• EXERCISE: Without the pictures, write out all the lines below exactly as they appear.

Part of a data file
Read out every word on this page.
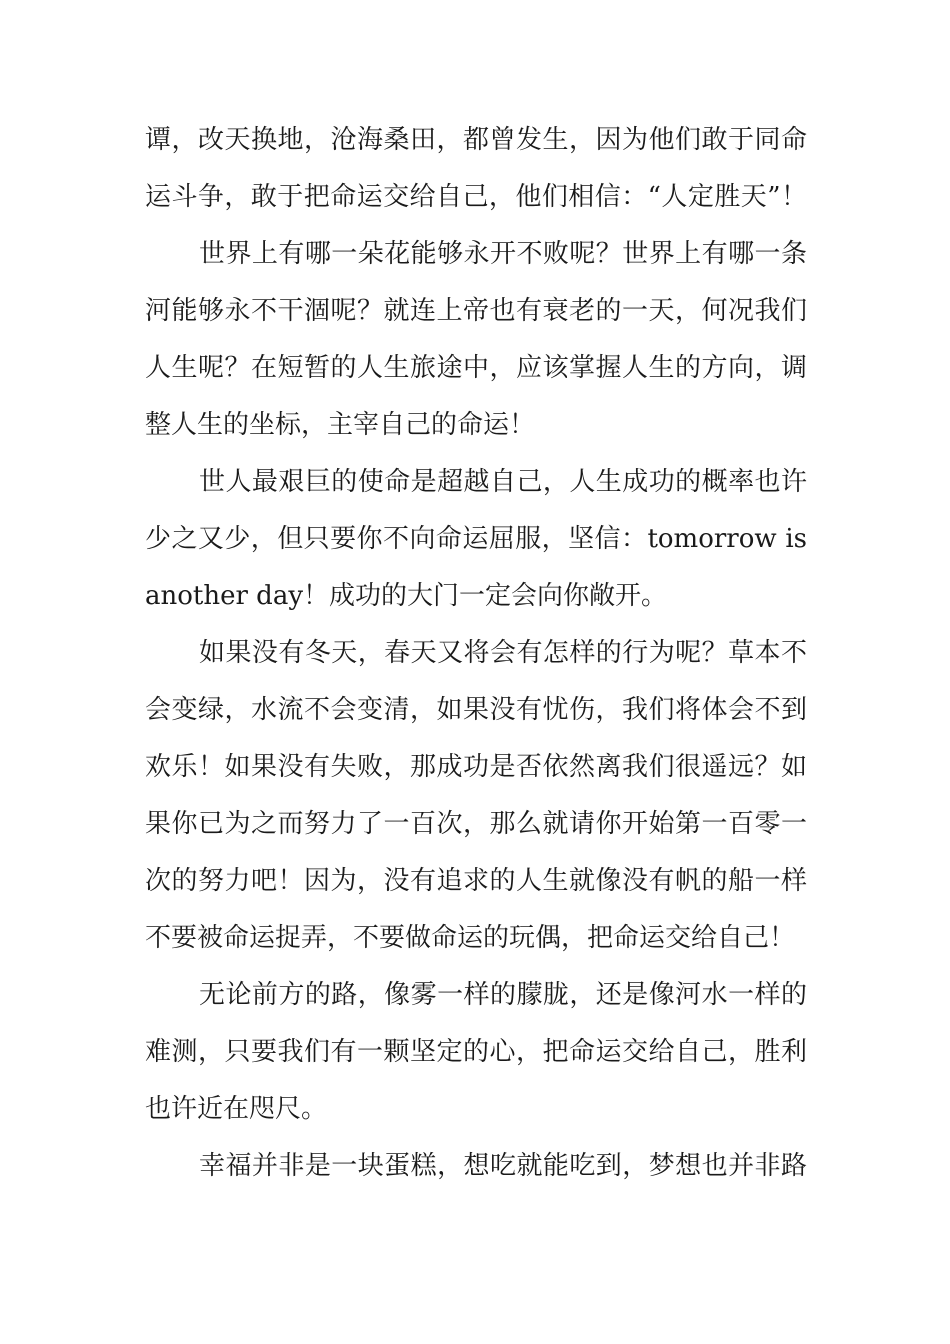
谭，改天换地，沧海桑田，都曾发生，因为他们敢于同命
运斗争，敢于把命运交给自己，他们相信：“人定胜天”！
世界上有哪一朵花能够永开不败呢？世界上有哪一条
河能够永不干涸呢？就连上帝也有衰老的一天，何况我们
人生呢？在短暂的人生旅途中，应该掌握人生的方向，调
整人生的坐标，主宰自己的命运！
世人最艰巨的使命是超越自己，人生成功的概率也许
少之又少，但只要你不向命运屈服，坚信：tomorrow is
another day！成功的大门一定会向你敞开。
如果没有冬天，春天又将会有怎样的行为呢？草本不
会变绿，水流不会变清，如果没有忧伤，我们将体会不到
欢乐！如果没有失败，那成功是否依然离我们很遥远？如
果你已为之而努力了一百次，那么就请你开始第一百零一
次的努力吧！因为，没有追求的人生就像没有帆的船一样
不要被命运捉弄，不要做命运的玩偶，把命运交给自己！
无论前方的路，像雾一样的朦胧，还是像河水一样的
难测，只要我们有一颗坚定的心，把命运交给自己，胜利
也许近在咫尺。
幸福并非是一块蛋糕，想吃就能吃到，梦想也并非路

• RESPONSE BELOW:
Read out every word on this page.
谭，改天换地，沧海桑田，都曾发生，因为他们敢于同命
运斗争，敢于把命运交给自己，他们相信：“人定胜天”！
世界上有哪一朵花能够永开不败呢？世界上有哪一条
河能够永不干涸呢？就连上帝也有衰老的一天，何况我们
人生呢？在短暂的人生旅途中，应该掌握人生的方向，调
整人生的坐标，主宰自己的命运！
世人最艰巨的使命是超越自己，人生成功的概率也许
少之又少，但只要你不向命运屈服，坚信：tomorrow is
another day！成功的大门一定会向你敞开。
如果没有冬天，春天又将会有怎样的行为呢？草本不
会变绿，水流不会变清，如果没有忧伤，我们将体会不到
欢乐！如果没有失败，那成功是否依然离我们很遥远？如
果你已为之而努力了一百次，那么就请你开始第一百零一
次的努力吧！因为，没有追求的人生就像没有帆的船一样
不要被命运捉弄，不要做命运的玩偶，把命运交给自己！
无论前方的路，像雾一样的朦胧，还是像河水一样的
难测，只要我们有一颗坚定的心，把命运交给自己，胜利
也许近在咫尺。
幸福并非是一块蛋糕，想吃就能吃到，梦想也并非路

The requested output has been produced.